#### Stated goal
List the lines of this listing that hold the word "right".
— Begin —
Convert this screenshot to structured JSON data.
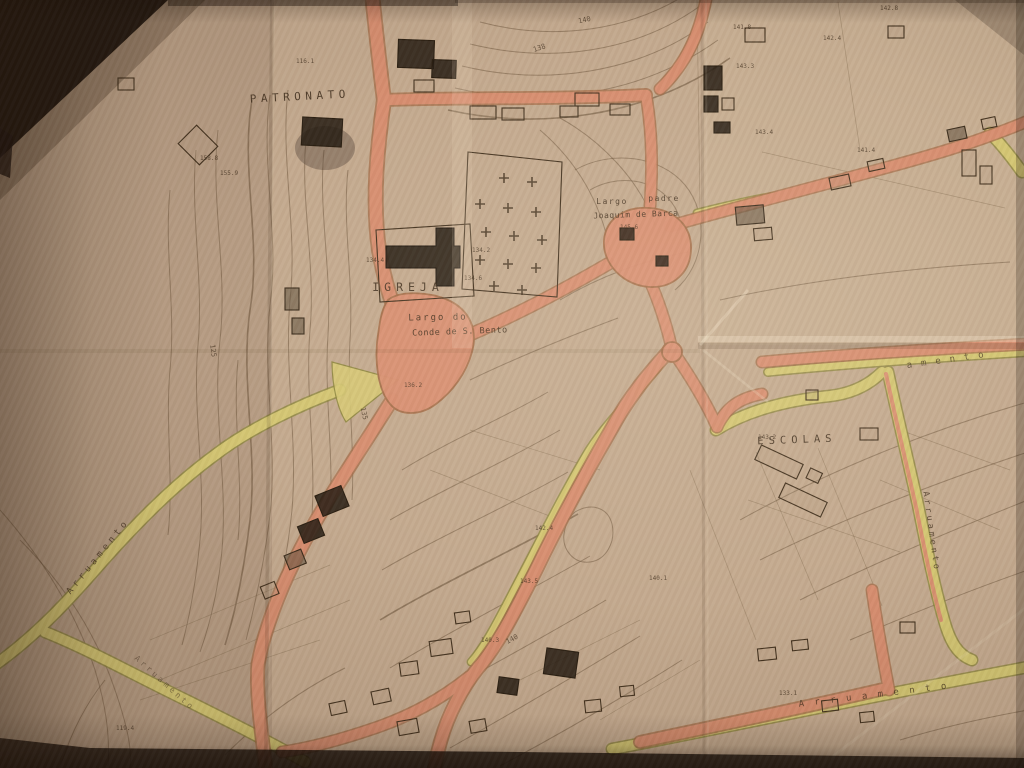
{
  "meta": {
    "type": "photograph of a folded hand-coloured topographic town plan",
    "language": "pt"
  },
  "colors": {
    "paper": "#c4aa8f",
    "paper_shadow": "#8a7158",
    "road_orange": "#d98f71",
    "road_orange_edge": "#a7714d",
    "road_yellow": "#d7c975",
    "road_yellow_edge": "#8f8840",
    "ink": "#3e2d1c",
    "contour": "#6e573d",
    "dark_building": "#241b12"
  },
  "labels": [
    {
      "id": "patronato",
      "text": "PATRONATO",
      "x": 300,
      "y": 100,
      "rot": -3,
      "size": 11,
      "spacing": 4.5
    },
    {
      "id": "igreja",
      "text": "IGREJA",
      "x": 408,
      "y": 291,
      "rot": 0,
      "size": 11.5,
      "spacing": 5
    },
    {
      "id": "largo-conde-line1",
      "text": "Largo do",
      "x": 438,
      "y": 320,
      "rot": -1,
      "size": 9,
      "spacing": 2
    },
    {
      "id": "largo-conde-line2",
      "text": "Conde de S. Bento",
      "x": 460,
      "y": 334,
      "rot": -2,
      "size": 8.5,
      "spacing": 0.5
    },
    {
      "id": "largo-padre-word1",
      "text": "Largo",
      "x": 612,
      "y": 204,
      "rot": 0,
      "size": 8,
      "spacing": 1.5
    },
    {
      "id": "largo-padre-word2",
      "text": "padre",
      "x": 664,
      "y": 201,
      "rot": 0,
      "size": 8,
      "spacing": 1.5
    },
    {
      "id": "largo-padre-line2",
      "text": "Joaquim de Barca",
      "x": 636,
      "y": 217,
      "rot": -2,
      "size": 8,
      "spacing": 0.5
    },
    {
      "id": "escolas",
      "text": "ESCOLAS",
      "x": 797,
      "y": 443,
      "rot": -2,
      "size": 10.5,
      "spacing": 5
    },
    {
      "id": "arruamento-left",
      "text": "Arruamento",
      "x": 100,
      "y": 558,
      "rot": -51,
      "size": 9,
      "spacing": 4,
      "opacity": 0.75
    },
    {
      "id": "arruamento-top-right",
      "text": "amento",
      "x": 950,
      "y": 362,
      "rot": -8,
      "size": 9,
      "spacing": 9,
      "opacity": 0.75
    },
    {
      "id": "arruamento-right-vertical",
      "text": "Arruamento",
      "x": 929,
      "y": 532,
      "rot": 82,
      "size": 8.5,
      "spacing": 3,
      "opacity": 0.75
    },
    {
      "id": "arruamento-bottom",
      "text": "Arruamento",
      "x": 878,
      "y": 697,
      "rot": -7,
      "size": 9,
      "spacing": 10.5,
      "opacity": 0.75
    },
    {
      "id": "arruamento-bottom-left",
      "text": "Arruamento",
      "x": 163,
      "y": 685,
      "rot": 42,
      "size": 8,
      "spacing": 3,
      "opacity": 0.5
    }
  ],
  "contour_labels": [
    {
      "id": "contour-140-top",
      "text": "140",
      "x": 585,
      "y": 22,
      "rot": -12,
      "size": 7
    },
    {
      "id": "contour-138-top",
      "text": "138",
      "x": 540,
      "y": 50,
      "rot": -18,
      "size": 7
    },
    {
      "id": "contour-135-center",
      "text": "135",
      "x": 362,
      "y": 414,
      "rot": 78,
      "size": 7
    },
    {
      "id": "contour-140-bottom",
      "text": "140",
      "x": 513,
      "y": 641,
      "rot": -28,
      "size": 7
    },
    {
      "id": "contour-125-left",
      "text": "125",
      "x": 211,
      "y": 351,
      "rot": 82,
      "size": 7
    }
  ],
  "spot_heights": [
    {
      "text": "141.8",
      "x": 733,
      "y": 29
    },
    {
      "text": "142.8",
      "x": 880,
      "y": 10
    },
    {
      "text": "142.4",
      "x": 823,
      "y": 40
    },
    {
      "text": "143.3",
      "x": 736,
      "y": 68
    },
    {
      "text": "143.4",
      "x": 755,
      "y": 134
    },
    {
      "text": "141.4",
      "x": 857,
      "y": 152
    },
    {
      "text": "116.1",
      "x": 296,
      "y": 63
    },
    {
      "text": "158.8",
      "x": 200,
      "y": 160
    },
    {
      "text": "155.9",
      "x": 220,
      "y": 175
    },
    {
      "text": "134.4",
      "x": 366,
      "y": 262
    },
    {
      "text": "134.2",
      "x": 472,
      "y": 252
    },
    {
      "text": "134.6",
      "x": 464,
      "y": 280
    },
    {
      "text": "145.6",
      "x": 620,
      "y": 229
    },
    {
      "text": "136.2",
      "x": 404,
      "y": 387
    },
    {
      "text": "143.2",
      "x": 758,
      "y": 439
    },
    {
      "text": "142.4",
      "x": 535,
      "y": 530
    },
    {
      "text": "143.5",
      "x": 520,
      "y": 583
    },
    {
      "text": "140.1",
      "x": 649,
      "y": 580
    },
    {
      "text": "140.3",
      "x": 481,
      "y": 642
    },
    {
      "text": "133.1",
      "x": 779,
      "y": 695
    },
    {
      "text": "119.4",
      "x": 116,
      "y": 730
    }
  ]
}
— End —
— Begin —
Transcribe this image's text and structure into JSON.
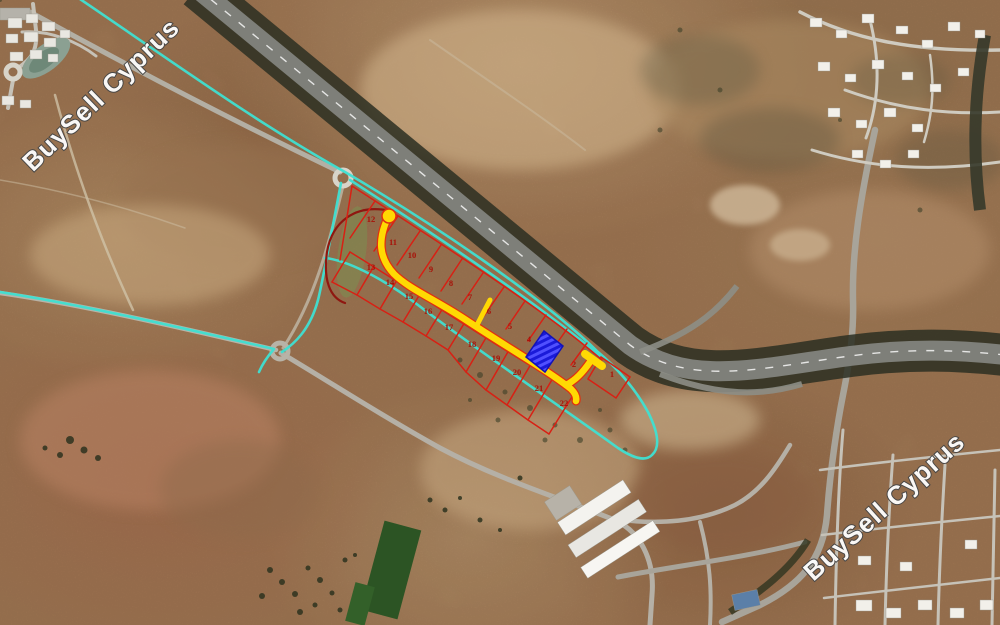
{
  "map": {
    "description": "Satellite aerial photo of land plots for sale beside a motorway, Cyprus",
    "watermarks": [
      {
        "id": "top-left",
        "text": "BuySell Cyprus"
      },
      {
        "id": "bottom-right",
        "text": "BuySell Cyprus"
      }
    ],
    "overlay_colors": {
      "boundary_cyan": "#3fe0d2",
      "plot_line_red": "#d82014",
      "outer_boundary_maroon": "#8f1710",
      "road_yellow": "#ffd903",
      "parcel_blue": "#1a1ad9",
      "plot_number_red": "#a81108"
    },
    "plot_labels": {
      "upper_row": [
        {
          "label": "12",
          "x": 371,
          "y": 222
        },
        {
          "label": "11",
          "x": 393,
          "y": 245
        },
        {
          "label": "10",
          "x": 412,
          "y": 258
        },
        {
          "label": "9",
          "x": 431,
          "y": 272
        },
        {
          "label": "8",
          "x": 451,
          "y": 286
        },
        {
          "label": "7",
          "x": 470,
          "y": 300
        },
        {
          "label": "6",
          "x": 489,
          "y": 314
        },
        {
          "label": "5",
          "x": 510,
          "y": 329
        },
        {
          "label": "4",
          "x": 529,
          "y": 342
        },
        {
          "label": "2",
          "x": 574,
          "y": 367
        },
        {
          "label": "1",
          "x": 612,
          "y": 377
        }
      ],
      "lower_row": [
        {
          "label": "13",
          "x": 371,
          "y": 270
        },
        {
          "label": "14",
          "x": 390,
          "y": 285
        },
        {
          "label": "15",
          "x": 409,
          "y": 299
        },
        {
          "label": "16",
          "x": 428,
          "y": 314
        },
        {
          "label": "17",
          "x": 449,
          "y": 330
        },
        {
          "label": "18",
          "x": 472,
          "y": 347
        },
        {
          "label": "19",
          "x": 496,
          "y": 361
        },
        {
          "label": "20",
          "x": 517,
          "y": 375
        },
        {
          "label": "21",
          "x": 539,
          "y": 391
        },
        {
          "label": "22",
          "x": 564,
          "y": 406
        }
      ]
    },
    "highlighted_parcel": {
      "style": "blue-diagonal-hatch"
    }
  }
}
— End —
#### Output for this task
      "id": "arruamento-top-right",
      "id": "arruamento-right-vertical",
        "id": "bottom-right",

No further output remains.